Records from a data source
-- BEGIN --
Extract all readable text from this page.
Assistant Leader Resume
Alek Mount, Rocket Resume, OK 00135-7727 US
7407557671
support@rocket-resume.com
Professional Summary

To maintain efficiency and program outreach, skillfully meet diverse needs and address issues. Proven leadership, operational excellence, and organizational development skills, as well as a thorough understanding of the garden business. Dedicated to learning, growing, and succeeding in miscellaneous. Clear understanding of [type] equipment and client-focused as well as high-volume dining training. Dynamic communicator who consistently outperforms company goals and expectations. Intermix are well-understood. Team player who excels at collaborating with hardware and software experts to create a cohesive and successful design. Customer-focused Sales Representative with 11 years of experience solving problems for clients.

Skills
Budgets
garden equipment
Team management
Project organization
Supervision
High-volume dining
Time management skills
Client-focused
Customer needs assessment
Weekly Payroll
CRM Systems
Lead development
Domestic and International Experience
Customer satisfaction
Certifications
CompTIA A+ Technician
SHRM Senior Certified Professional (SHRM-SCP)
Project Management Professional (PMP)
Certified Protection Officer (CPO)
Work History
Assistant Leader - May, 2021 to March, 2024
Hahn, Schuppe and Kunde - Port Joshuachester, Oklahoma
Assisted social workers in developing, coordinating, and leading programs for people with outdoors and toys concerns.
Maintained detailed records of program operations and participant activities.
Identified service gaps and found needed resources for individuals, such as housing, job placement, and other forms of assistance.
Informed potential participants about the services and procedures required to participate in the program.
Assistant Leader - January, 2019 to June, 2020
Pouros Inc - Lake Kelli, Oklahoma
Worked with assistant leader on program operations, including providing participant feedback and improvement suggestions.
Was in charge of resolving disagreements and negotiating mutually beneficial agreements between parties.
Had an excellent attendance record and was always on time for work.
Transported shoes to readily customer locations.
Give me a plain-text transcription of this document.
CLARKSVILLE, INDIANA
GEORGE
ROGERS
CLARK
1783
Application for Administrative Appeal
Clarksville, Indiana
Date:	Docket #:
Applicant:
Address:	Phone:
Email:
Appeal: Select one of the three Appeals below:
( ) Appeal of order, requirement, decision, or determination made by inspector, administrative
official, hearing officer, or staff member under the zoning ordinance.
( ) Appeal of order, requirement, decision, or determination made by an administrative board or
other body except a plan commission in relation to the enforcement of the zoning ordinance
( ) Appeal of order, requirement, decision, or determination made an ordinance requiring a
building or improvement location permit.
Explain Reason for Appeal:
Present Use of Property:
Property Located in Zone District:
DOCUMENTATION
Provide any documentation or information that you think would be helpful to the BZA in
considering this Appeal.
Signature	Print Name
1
-- END --
# The request:
Write out every line of the entries that holds the word "order".

# Reply:
( ) Appeal of order, requirement, decision, or determination made by inspector, administrative
( ) Appeal of order, requirement, decision, or determination made by an administrative board or
( ) Appeal of order, requirement, decision, or determination made an ordinance requiring a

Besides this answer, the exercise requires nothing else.